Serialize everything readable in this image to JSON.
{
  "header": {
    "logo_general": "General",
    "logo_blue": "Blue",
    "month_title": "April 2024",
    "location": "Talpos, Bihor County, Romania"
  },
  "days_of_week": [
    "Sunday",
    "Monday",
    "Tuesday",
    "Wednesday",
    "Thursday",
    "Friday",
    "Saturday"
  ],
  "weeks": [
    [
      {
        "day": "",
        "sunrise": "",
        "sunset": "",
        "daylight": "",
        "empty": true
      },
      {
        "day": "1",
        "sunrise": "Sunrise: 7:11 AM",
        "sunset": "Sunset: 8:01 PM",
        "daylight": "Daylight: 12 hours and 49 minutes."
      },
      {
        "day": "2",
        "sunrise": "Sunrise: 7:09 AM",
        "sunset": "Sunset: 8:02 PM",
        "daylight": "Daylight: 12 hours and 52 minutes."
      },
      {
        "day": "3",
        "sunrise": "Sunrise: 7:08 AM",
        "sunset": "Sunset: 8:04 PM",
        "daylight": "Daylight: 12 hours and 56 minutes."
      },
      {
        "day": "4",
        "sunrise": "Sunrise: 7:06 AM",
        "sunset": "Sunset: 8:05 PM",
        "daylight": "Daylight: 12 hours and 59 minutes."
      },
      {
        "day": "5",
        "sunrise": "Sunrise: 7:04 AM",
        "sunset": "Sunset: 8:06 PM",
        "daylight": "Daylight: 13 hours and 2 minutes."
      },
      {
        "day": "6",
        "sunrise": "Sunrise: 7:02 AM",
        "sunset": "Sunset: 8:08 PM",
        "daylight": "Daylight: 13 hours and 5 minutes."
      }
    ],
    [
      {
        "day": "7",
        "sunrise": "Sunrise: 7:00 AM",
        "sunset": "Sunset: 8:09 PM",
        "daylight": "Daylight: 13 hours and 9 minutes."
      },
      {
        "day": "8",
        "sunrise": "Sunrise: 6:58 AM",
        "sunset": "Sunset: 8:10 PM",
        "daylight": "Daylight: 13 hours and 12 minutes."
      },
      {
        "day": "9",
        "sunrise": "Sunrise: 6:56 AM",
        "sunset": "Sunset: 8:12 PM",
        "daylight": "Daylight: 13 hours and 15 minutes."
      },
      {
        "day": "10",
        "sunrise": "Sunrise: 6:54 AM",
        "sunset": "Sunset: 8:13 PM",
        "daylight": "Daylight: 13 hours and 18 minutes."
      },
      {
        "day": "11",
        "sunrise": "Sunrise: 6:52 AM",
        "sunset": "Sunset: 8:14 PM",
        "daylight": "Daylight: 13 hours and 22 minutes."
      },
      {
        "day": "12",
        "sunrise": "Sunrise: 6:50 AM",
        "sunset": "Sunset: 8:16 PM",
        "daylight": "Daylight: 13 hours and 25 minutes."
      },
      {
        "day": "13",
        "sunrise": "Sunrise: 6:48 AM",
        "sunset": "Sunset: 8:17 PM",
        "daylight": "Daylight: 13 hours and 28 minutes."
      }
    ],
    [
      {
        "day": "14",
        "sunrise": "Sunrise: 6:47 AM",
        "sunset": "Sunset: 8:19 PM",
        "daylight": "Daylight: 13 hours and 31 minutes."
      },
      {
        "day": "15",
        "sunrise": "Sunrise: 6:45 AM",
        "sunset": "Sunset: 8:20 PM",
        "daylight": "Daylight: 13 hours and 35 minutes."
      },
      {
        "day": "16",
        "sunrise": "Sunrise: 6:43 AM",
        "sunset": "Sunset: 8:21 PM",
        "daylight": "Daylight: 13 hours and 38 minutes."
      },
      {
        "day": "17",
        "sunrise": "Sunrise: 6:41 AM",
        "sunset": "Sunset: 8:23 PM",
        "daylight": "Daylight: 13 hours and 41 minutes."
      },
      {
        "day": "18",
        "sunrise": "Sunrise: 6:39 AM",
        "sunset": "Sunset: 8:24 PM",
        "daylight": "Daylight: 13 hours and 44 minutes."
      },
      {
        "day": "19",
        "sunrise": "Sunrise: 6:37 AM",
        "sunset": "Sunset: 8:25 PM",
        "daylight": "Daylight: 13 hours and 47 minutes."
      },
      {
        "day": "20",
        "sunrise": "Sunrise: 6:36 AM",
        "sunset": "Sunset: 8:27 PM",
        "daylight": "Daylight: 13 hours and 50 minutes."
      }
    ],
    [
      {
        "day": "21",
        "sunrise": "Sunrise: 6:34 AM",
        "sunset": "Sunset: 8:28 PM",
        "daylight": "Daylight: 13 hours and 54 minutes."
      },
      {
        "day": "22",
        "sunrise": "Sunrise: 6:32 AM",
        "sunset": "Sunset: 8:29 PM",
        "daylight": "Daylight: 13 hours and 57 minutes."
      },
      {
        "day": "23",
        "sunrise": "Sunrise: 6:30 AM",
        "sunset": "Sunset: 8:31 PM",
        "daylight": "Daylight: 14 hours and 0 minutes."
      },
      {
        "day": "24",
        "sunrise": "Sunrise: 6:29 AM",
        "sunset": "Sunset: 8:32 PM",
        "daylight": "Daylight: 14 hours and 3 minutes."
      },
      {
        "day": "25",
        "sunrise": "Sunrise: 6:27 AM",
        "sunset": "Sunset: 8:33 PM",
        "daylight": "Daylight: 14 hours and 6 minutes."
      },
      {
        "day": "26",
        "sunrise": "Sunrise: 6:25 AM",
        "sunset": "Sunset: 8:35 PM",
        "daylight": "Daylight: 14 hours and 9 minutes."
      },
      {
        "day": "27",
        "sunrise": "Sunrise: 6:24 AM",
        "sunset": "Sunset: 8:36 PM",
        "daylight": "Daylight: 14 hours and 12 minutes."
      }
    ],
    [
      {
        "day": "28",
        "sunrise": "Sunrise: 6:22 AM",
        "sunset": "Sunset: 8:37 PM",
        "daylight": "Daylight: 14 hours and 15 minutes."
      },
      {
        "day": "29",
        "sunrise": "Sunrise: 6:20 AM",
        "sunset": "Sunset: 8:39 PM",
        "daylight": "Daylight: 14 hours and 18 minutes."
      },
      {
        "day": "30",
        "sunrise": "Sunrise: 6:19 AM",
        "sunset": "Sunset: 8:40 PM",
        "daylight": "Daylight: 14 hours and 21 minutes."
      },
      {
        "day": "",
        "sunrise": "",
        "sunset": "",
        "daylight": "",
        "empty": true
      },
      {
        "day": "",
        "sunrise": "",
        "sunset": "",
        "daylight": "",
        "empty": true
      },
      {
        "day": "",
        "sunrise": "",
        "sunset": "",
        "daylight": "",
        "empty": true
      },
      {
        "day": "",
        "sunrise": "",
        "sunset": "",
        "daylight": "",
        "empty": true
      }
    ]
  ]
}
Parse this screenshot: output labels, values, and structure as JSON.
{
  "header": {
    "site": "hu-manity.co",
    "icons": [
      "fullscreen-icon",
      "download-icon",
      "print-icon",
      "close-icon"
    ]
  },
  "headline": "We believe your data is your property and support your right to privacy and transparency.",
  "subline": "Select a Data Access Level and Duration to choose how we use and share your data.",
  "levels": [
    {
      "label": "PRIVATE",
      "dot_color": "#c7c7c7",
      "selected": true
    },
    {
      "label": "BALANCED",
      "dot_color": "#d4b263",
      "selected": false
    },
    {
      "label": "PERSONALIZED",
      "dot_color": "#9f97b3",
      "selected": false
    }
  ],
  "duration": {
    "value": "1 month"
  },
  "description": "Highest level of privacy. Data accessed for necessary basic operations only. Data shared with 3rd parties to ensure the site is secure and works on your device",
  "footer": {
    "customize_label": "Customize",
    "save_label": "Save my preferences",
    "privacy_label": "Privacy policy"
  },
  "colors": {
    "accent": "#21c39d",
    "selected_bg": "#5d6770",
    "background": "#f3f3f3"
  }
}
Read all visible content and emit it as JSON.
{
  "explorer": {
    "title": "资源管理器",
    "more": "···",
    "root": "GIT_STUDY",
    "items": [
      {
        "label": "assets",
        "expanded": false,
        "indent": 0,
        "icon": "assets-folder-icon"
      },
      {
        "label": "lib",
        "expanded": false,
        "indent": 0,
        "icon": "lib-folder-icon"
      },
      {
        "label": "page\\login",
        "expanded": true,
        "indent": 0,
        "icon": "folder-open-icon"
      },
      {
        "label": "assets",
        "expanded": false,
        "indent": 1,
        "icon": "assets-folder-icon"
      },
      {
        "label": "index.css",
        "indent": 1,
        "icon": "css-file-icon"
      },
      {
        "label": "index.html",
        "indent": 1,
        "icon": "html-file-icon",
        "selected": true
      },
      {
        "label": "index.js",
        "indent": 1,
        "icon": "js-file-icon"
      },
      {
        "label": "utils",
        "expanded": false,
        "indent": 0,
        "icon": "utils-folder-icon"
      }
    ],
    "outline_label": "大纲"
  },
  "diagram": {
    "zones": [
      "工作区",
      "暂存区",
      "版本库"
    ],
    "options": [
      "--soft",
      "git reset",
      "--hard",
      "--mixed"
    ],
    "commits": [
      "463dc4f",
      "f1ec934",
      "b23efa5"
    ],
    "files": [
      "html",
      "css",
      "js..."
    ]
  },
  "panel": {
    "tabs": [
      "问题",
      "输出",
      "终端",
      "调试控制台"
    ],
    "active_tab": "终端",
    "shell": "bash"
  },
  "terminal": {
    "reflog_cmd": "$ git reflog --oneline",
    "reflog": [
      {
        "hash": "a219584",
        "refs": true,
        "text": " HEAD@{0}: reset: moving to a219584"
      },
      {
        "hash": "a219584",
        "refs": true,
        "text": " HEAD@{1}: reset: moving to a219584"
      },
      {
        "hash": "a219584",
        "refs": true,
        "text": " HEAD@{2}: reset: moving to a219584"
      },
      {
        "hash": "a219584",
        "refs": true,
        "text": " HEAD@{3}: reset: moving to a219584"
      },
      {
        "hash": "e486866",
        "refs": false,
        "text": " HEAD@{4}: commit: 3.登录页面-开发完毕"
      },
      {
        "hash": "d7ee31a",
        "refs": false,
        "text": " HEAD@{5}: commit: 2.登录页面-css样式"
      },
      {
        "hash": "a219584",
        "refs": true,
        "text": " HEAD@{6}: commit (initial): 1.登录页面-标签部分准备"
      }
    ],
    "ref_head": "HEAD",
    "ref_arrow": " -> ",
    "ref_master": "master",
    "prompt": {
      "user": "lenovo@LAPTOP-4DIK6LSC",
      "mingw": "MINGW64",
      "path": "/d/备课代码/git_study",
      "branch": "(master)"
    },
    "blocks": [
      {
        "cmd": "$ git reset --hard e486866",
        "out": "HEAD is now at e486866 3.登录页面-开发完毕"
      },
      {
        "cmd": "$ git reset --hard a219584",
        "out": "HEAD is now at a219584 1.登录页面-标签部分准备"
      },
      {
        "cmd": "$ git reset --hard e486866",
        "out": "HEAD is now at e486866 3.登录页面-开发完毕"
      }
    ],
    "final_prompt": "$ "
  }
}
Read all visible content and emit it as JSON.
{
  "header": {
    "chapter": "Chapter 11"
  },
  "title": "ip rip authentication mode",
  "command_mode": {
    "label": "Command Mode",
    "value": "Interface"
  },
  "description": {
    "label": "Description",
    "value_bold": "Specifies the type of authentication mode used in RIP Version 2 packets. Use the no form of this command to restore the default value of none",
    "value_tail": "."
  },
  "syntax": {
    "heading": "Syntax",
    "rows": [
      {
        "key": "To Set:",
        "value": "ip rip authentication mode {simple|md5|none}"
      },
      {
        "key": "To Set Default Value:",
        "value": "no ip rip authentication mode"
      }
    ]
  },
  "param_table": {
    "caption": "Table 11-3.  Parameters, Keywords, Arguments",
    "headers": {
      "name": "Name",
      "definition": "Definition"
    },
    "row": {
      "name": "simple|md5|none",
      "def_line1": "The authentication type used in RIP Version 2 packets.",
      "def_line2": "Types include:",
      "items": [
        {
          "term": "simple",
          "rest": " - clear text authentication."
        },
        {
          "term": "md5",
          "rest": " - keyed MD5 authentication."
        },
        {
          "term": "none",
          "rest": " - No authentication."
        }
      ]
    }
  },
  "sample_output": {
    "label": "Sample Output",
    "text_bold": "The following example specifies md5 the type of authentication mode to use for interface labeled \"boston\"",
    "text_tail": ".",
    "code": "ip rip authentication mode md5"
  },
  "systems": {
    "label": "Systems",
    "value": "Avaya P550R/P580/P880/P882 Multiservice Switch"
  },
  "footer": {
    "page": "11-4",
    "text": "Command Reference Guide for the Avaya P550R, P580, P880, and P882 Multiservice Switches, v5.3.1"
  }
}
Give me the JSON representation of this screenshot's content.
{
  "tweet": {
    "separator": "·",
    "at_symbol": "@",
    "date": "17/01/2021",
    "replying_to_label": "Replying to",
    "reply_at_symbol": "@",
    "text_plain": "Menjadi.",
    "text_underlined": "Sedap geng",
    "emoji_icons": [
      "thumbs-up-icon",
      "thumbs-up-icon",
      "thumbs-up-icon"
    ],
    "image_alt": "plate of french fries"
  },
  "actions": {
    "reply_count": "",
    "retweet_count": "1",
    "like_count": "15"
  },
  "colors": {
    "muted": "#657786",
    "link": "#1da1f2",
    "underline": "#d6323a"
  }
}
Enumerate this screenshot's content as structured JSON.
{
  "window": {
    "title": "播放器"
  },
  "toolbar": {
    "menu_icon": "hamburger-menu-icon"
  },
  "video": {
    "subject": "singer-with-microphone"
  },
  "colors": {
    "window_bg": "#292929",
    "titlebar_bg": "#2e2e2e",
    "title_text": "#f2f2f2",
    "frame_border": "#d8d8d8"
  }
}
***
■ **Brief**:
Report how many lines above hold the string "simple", giving nothing but the number.

■ **Exercise result**:
3